Set exercise: Using the records that follow, copy every line containing the word "DateNaissance".

begin Given records

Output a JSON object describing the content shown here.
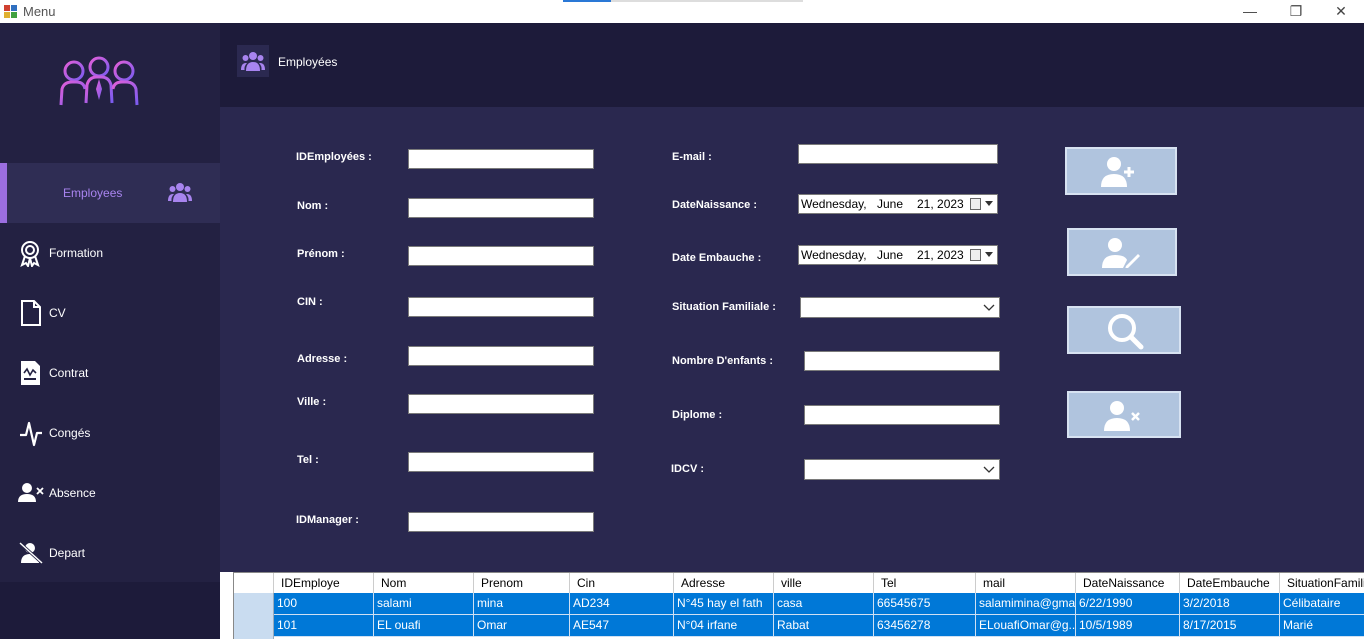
{
  "window": {
    "title": "Menu"
  },
  "sidebar": {
    "active": {
      "label": "Employees"
    },
    "items": [
      {
        "label": "Formation"
      },
      {
        "label": "CV"
      },
      {
        "label": "Contrat"
      },
      {
        "label": "Congés"
      },
      {
        "label": "Absence"
      },
      {
        "label": "Depart"
      }
    ]
  },
  "header": {
    "title": "Employées"
  },
  "form": {
    "left": [
      {
        "label": "IDEmployées :",
        "value": ""
      },
      {
        "label": "Nom :",
        "value": ""
      },
      {
        "label": "Prénom :",
        "value": ""
      },
      {
        "label": "CIN :",
        "value": ""
      },
      {
        "label": "Adresse :",
        "value": ""
      },
      {
        "label": "Ville :",
        "value": ""
      },
      {
        "label": "Tel :",
        "value": ""
      },
      {
        "label": "IDManager :",
        "value": ""
      }
    ],
    "email_label": "E-mail :",
    "birth_label": "DateNaissance :",
    "birth_date": {
      "weekday": "Wednesday,",
      "month": "June",
      "day_year": "21, 2023"
    },
    "hire_label": "Date Embauche :",
    "hire_date": {
      "weekday": "Wednesday,",
      "month": "June",
      "day_year": "21, 2023"
    },
    "situation_label": "Situation Familiale :",
    "children_label": "Nombre D'enfants :",
    "diploma_label": "Diplome :",
    "idcv_label": "IDCV :"
  },
  "actions": [
    "add-user-icon",
    "edit-user-icon",
    "search-icon",
    "delete-user-icon"
  ],
  "grid": {
    "columns": [
      "IDEmploye",
      "Nom",
      "Prenom",
      "Cin",
      "Adresse",
      "ville",
      "Tel",
      "mail",
      "DateNaissance",
      "DateEmbauche",
      "SituationFamiliale"
    ],
    "rows": [
      [
        "100",
        "salami",
        "mina",
        "AD234",
        "N°45 hay el fath",
        "casa",
        "66545675",
        "salamimina@gma...",
        "6/22/1990",
        "3/2/2018",
        "Célibataire"
      ],
      [
        "101",
        "EL ouafi",
        "Omar",
        "AE547",
        "N°04 irfane",
        "Rabat",
        "63456278",
        "ELouafiOmar@g...",
        "10/5/1989",
        "8/17/2015",
        "Marié"
      ]
    ]
  },
  "colors": {
    "sidebar": "#232142",
    "main": "#2a284f",
    "accent": "#9b6ee0",
    "button": "#b0c4de",
    "selection": "#0078d7"
  }
}
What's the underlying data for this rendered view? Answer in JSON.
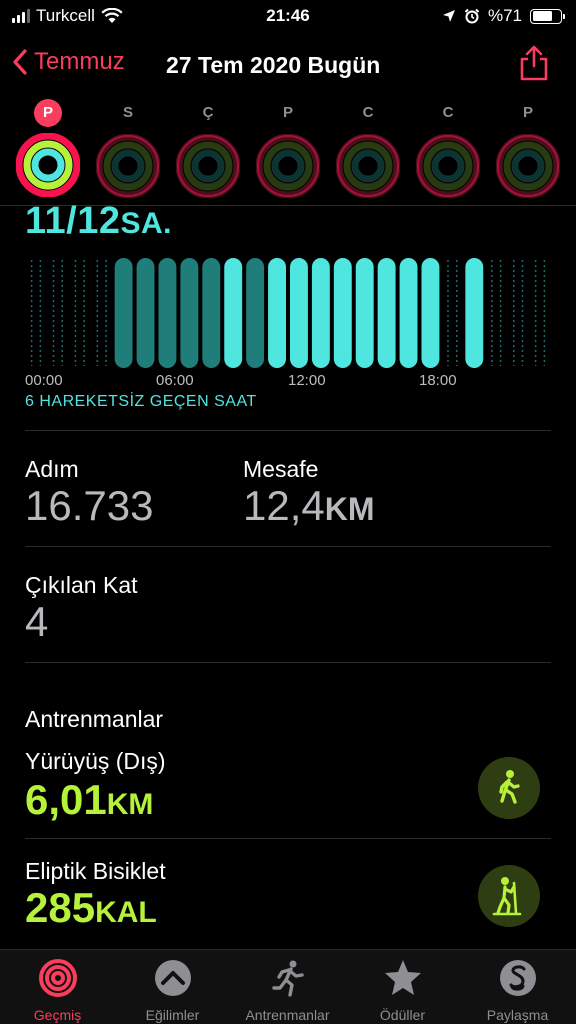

end Given records

Expected output:
    "birth_label": "DateNaissance :",
      "DateNaissance",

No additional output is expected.